WHAT IS REQUIRED
Copy out lines with the word "情感平淡" from the material that follows.
* start GIVEN RECORDS *
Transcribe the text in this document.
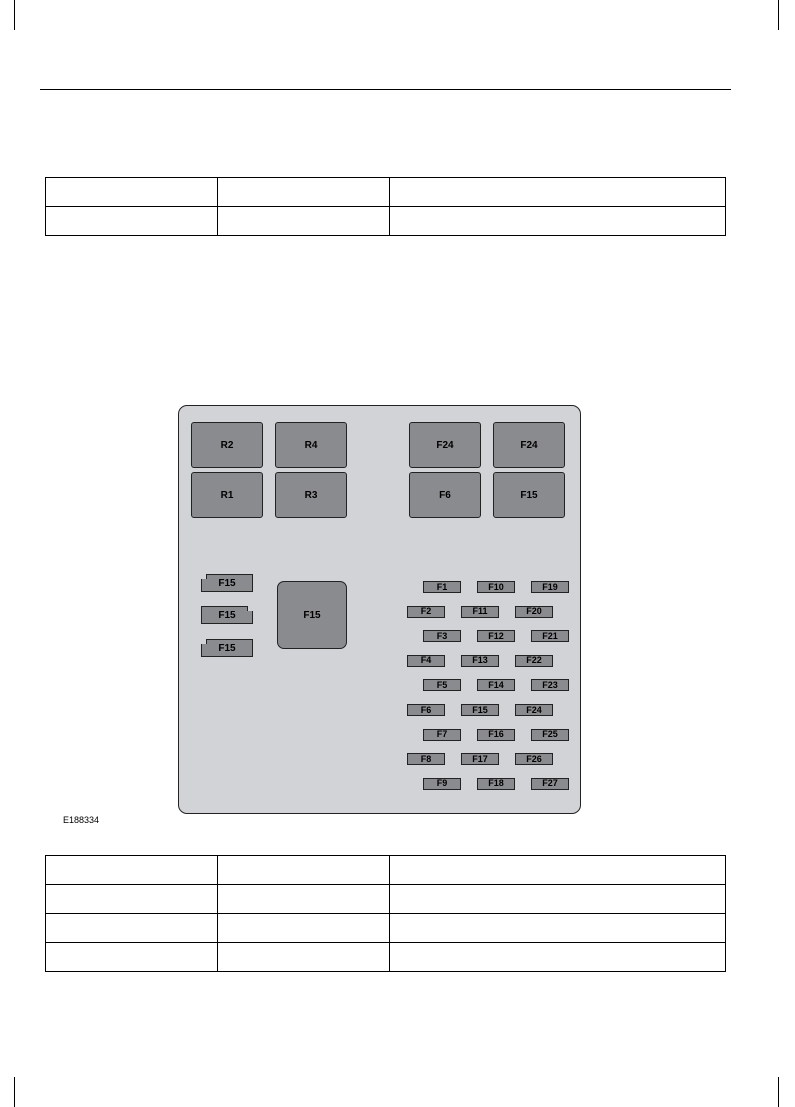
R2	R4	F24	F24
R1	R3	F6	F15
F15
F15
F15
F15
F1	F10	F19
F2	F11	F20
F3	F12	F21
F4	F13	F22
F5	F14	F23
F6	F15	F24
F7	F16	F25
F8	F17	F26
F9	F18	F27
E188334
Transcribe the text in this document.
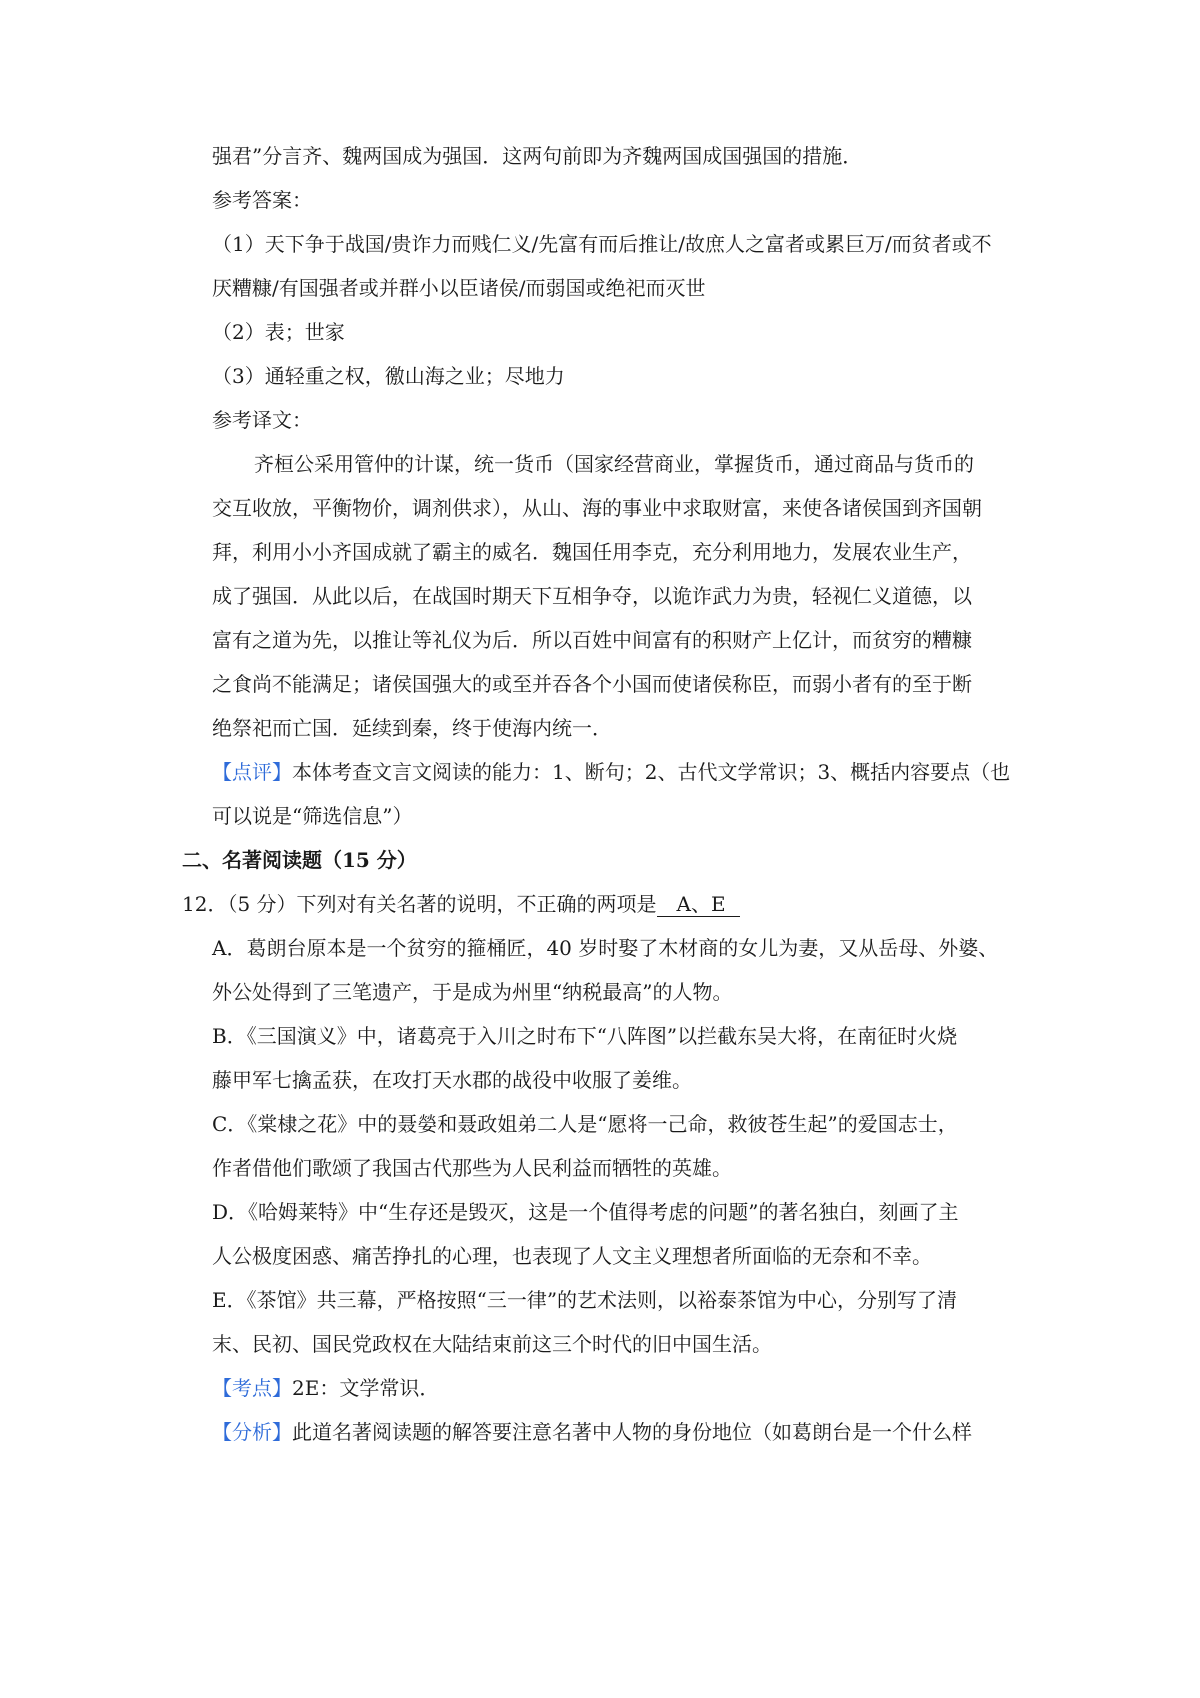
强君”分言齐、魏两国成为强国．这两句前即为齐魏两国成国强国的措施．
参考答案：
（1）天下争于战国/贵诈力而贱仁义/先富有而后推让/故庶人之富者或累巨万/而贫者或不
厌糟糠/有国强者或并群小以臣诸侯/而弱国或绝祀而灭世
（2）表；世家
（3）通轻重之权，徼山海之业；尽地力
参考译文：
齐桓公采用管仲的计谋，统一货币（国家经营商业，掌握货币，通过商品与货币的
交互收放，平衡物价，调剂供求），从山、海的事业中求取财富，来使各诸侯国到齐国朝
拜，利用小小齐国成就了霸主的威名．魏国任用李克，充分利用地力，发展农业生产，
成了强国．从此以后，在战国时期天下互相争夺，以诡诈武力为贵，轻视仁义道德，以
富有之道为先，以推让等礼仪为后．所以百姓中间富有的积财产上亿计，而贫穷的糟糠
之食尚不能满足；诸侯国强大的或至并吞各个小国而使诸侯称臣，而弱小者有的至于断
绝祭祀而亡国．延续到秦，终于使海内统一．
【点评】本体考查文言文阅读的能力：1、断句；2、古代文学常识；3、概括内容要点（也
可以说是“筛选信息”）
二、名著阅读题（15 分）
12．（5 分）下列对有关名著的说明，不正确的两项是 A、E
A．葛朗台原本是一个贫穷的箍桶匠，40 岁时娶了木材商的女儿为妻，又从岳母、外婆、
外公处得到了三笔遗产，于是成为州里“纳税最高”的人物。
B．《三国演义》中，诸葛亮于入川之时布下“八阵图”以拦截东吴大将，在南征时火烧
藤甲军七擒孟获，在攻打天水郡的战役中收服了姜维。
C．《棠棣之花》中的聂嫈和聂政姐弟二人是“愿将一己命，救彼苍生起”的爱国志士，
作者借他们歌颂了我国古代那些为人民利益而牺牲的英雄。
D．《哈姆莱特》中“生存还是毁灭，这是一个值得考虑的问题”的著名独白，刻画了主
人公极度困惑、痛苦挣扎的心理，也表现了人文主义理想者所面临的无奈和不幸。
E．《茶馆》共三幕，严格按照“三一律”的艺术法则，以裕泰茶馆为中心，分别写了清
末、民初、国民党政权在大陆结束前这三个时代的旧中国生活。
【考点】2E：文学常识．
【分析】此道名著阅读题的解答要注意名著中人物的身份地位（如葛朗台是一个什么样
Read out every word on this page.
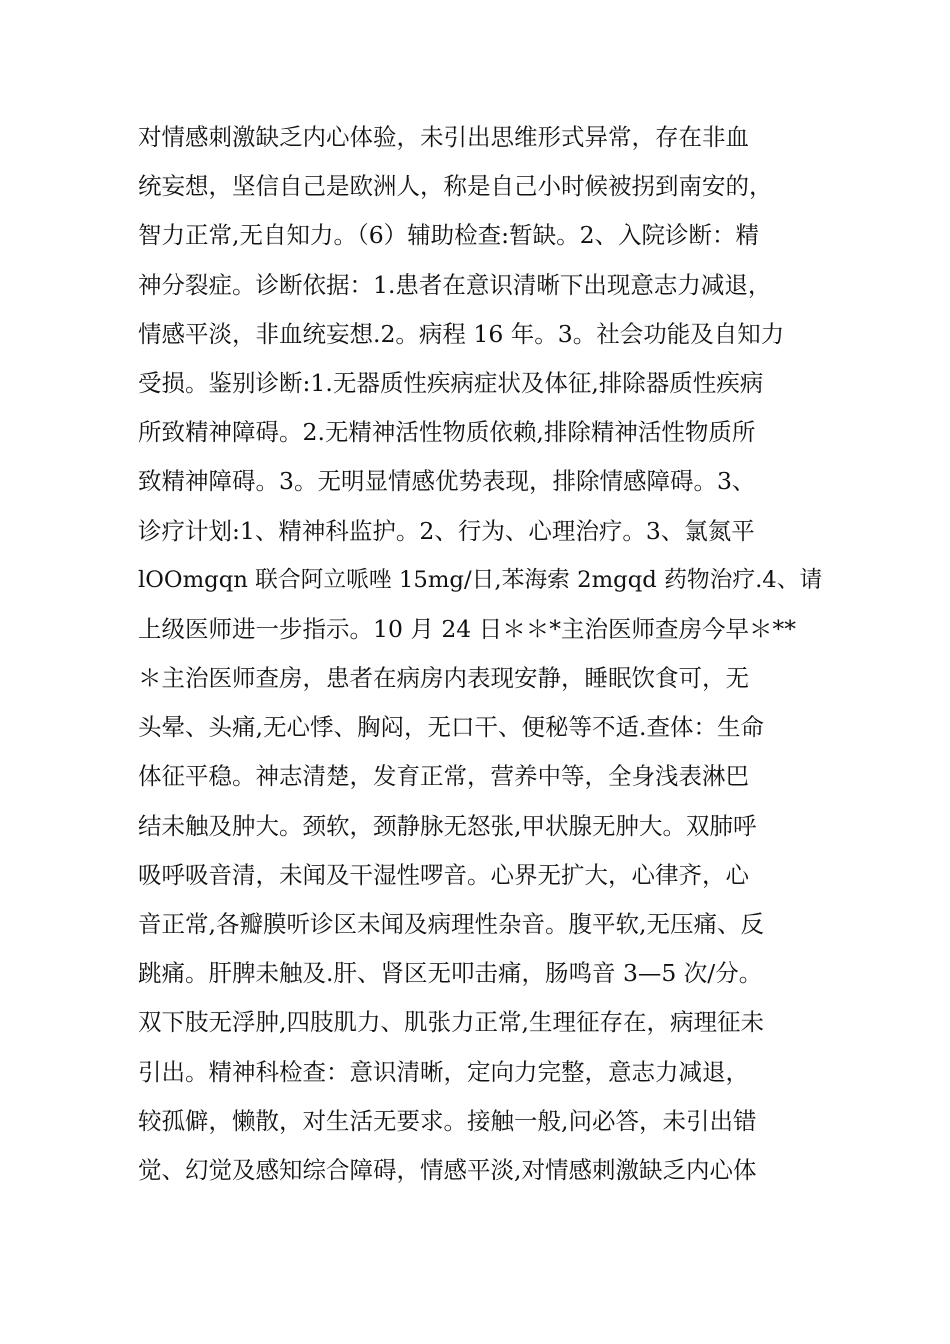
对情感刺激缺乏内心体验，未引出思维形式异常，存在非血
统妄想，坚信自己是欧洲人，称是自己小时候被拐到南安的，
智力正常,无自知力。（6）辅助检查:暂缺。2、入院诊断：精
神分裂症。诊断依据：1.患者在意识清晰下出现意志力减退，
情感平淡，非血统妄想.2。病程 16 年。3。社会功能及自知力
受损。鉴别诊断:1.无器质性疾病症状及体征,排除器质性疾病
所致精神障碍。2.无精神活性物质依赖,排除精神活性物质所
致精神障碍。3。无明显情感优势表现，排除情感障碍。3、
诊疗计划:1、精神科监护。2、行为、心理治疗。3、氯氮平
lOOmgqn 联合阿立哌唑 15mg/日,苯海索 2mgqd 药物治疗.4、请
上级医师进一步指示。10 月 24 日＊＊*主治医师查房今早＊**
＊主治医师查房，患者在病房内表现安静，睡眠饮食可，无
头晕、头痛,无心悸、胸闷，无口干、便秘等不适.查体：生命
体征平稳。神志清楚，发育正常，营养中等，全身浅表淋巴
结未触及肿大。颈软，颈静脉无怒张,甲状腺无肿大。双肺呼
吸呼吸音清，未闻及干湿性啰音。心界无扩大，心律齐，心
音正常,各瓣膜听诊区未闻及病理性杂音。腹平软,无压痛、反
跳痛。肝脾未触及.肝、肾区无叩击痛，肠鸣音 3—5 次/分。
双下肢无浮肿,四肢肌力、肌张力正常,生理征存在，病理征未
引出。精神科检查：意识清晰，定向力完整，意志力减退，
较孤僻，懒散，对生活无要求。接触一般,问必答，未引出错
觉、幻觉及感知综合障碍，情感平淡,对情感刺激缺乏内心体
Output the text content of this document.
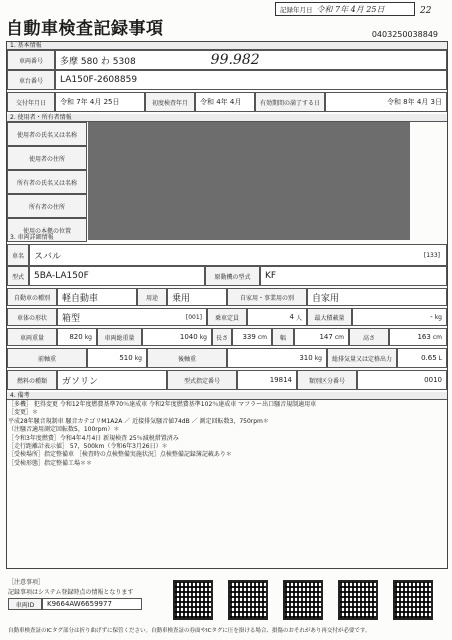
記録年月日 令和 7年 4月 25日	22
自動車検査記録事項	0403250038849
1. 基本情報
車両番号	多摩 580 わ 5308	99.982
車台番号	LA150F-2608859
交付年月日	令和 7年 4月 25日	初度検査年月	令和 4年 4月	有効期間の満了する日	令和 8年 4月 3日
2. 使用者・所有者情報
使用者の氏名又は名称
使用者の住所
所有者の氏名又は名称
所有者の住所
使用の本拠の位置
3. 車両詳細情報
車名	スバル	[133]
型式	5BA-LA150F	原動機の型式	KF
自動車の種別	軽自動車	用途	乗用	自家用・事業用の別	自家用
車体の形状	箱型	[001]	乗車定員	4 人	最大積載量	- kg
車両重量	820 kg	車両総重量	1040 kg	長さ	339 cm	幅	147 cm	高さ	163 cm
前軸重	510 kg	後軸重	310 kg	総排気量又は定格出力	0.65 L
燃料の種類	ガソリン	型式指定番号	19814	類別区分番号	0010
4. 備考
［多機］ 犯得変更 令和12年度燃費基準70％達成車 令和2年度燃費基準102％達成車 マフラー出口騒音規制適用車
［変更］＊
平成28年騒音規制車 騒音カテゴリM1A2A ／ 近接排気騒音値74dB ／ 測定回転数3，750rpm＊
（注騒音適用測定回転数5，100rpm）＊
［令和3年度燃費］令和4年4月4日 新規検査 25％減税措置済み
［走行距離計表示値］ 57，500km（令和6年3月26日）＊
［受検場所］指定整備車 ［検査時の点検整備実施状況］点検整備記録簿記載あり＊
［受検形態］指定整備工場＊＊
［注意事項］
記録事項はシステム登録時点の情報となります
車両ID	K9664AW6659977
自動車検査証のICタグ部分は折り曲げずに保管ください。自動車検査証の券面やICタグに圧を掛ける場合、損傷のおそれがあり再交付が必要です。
* end GIVEN RECORDS *
ANSWER TO THIS EXERCISE
情感平淡，非血统妄想.2。病程 16 年。3。社会功能及自知力
觉、幻觉及感知综合障碍，情感平淡,对情感刺激缺乏内心体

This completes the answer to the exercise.